* Short exercise 1 *
Print the passage of the fishing thread from "## GROUPERKING (Sep" up to and including "those other 3.".
* Short exercise 2 *
In the records, rewrite the lines from the line with "column-header: (Min-Max) — [383, 158, 473, 180]" up to and including the line with "range: (38.4 – 65.1) — [376, 211, 479, 233]", putting "Alfalfa" in place of "Lucerne" and keeping everything else unchanged. Return only those lines.

* Source extract *
┄┄┄┄┄┄┄┄┄┄

# Joey 1/20/18



## JoeyWelch (Sep 25, 2009)

27 for me today. Wasted the morning fishing to deep. Finally found some keepers in 12fow fishing 8’ deep. Pushing plastic. Black and chart and black and pink. Couldn’t get my other 3.


----------



## skiff89_jr (Apr 1, 2011)

Lots of tacos there. Nice Fish Joey. 


Sent from my iPhone using Tapatalk


----------



## JoeyWelch (Sep 25, 2009)

Thanks Skiff.


----------



## Jason (Oct 2, 2007)

Holy heck...load em up and call me when the fry is!!! GOOD DEAL!


----------



## DMC (Nov 28, 2010)

Very nice. Way to go.


----------



## Boat-Dude (Sep 24, 2011)

GHettum Joey!!


----------



## GROUPERKING (Sep 28, 2011)

A fine mess despite the minus 3 ! Lol


----------



## JoeyWelch (Sep 25, 2009)

Thanks guys. 
Going back tomorrow for those other 3.

┄┄┄┄┄┄┄┄┄┄

* Data records *
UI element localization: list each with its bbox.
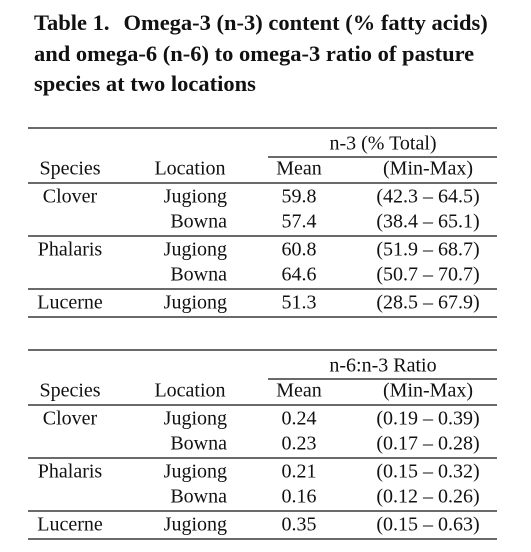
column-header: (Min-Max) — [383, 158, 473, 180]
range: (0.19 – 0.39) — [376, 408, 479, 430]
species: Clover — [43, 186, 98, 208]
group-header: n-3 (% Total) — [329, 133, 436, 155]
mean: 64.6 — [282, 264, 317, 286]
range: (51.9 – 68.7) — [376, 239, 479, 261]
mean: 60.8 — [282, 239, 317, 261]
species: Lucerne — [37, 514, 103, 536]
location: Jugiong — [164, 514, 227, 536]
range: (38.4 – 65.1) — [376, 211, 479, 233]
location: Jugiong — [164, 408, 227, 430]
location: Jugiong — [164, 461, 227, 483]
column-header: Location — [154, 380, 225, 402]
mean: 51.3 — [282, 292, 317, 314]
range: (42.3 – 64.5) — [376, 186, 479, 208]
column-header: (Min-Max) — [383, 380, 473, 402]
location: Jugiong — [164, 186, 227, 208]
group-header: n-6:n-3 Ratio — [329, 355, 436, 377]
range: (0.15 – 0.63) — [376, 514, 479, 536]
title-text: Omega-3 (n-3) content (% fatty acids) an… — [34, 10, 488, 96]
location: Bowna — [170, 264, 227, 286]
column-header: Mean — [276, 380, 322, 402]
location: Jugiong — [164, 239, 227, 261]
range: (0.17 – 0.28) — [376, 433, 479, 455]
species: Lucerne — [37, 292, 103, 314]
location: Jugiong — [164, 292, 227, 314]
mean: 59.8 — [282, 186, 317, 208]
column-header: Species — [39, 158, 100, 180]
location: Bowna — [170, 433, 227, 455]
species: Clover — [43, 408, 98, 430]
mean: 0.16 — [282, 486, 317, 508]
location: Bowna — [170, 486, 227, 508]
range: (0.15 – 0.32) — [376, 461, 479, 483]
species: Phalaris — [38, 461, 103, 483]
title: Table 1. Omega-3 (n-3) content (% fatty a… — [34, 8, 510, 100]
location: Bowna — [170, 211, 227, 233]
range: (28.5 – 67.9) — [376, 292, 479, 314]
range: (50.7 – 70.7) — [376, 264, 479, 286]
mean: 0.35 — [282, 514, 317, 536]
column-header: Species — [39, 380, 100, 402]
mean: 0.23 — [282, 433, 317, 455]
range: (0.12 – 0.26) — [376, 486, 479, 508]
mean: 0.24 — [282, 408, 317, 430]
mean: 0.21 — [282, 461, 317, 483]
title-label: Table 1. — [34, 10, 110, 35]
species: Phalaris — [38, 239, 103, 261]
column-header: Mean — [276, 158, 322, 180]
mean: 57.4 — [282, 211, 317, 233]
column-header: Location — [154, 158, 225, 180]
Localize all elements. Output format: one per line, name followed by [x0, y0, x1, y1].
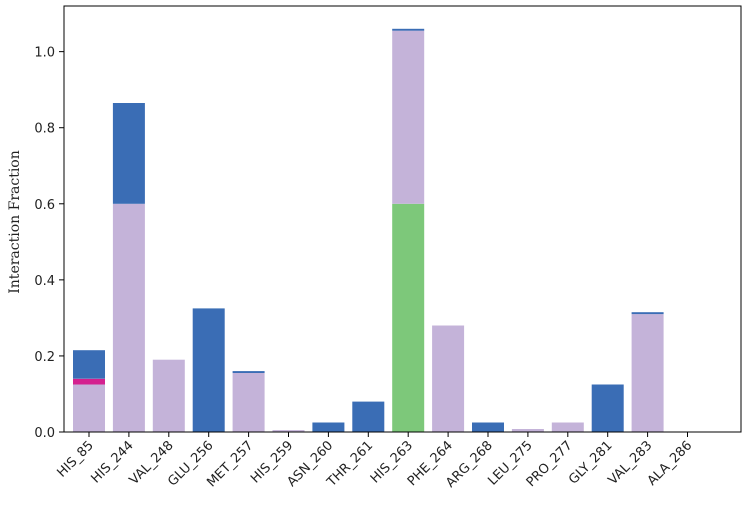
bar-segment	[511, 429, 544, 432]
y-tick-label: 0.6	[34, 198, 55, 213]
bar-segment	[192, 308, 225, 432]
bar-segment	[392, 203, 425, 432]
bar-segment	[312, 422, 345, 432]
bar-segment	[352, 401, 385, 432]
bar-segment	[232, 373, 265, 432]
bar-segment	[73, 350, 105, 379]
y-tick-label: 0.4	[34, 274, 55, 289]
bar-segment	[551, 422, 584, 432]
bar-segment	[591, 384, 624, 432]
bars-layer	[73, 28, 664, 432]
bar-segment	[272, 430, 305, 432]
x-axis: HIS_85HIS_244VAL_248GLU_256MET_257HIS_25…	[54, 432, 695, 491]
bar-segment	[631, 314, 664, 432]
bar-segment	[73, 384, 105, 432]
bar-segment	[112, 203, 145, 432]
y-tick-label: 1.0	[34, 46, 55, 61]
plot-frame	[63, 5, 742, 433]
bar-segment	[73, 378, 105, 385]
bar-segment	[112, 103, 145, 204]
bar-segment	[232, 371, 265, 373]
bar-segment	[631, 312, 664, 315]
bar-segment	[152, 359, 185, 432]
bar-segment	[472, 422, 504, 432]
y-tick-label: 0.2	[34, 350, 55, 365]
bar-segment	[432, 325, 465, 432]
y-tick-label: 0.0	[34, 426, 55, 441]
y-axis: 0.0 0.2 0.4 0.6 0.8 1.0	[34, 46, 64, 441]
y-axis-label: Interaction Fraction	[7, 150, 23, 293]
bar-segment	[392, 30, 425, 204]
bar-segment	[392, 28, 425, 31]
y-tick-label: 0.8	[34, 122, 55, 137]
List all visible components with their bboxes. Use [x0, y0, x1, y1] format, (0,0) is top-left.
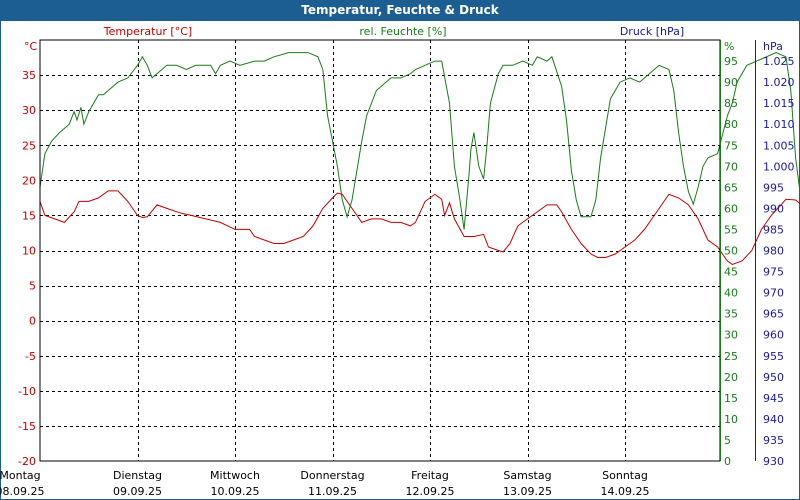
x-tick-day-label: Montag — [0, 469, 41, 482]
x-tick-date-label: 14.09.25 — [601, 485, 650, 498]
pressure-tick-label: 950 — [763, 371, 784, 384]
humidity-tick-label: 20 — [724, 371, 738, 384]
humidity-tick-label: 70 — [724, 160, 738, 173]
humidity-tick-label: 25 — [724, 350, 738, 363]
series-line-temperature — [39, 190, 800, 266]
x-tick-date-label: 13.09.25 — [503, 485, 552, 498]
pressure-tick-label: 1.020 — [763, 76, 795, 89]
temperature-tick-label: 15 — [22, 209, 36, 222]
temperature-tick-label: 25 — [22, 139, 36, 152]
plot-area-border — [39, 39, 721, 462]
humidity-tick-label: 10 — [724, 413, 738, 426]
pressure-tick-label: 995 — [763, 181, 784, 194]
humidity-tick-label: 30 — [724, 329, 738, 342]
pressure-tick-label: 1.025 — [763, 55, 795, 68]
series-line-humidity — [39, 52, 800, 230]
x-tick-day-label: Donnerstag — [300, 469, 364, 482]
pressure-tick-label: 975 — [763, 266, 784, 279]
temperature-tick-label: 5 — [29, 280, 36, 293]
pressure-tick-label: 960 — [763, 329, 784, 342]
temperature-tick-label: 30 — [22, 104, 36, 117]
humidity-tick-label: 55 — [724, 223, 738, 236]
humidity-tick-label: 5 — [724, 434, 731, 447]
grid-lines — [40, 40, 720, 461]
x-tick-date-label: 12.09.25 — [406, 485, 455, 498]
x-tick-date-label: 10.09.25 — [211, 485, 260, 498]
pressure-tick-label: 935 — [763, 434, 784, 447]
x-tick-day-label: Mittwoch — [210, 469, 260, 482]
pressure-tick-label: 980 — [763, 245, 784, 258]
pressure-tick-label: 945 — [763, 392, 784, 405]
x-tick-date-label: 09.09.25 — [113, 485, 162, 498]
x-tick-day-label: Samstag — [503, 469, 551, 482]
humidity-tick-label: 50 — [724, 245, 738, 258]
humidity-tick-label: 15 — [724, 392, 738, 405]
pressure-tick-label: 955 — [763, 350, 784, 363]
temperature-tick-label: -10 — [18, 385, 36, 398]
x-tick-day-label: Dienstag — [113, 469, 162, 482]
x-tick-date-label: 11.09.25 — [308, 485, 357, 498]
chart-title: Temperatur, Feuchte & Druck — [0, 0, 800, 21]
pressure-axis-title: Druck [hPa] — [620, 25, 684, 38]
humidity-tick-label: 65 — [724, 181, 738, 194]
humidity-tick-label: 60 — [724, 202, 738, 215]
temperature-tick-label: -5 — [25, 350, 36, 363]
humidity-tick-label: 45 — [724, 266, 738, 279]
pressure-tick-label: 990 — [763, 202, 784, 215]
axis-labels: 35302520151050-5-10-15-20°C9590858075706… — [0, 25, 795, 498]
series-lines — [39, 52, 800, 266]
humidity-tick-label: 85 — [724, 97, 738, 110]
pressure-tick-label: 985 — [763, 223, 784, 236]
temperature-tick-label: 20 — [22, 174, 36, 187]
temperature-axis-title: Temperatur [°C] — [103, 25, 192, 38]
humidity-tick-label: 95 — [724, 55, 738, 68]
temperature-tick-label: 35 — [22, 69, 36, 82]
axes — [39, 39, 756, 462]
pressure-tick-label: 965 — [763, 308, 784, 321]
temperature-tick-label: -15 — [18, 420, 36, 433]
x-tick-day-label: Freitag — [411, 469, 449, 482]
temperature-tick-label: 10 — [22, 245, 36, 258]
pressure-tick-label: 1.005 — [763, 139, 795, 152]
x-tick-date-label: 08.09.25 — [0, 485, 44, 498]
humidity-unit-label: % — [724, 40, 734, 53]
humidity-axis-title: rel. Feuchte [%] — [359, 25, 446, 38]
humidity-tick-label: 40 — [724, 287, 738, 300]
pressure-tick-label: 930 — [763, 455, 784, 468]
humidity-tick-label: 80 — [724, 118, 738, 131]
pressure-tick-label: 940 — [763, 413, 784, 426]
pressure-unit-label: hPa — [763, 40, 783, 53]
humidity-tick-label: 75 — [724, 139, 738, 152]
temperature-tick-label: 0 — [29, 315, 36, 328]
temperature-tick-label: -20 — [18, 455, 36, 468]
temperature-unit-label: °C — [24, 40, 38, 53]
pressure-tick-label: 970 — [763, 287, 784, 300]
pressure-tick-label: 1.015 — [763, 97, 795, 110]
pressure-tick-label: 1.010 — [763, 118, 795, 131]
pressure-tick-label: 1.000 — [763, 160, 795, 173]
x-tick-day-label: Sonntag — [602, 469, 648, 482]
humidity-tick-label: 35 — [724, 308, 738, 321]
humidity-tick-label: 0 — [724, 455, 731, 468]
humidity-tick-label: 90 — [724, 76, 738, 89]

┄┄┄┄┄┄┄┄┄┄

* Complete output 1 *
## GROUPERKING (Sep 28, 2011)

A fine mess despite the minus 3 ! Lol


----------



## JoeyWelch (Sep 25, 2009)

Thanks guys. 
Going back tomorrow for those other 3.

* Complete output 2 *
column-header: (Min-Max) — [383, 158, 473, 180]
range: (0.19 – 0.39) — [376, 408, 479, 430]
species: Clover — [43, 186, 98, 208]
group-header: n-3 (% Total) — [329, 133, 436, 155]
mean: 64.6 — [282, 264, 317, 286]
range: (51.9 – 68.7) — [376, 239, 479, 261]
mean: 60.8 — [282, 239, 317, 261]
species: Alfalfa — [37, 514, 103, 536]
location: Jugiong — [164, 514, 227, 536]
range: (38.4 – 65.1) — [376, 211, 479, 233]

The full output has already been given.